=== Given records ===

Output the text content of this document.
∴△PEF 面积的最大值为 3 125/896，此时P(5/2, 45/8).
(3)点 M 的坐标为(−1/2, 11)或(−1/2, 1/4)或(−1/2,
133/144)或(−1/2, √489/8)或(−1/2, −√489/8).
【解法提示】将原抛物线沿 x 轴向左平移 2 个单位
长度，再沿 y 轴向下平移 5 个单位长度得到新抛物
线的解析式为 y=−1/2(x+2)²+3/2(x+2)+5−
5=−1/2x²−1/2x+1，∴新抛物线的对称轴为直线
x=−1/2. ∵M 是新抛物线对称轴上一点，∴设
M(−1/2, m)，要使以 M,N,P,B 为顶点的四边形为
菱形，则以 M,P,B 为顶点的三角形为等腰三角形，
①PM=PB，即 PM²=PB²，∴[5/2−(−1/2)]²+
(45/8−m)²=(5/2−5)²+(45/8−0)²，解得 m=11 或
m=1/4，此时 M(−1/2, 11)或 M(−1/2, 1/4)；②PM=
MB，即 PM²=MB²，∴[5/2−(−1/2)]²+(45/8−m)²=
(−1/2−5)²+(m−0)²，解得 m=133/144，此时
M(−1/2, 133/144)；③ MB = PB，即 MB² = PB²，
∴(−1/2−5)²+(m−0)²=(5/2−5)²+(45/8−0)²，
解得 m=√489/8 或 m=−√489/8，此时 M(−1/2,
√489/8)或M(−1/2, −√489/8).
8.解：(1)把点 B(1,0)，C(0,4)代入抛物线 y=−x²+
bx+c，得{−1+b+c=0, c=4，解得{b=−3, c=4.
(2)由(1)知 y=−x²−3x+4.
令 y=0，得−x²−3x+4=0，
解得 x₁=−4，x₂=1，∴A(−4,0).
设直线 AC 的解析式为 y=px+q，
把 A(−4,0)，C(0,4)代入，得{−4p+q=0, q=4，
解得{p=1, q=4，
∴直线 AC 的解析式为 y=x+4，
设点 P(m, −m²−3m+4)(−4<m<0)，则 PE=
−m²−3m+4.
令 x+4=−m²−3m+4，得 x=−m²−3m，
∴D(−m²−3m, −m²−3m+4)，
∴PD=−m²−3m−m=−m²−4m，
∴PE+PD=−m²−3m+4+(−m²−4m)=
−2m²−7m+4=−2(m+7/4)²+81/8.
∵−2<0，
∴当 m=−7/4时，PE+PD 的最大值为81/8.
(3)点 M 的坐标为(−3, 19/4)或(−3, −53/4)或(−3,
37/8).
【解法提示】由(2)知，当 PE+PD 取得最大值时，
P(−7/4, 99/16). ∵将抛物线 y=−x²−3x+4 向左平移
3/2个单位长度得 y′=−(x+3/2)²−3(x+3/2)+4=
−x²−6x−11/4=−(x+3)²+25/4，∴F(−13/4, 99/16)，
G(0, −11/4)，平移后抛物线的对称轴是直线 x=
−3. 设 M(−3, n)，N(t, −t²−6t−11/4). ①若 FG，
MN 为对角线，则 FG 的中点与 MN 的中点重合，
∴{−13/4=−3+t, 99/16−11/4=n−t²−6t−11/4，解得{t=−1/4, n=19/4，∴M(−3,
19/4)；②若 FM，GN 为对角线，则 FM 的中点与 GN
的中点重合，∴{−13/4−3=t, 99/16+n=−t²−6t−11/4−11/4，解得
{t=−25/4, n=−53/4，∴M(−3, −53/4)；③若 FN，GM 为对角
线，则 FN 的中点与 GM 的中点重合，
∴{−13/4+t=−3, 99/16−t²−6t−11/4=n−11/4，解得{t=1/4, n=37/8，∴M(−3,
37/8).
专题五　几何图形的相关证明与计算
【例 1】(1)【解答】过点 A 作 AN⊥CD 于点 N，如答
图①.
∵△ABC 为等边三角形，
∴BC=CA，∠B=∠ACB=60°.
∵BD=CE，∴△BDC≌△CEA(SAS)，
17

===

= Job =
In the records above, find each line holding "解法提示" and copy it.

= Written solution =
【解法提示】将原抛物线沿 x 轴向左平移 2 个单位
【解法提示】由(2)知，当 PE+PD 取得最大值时，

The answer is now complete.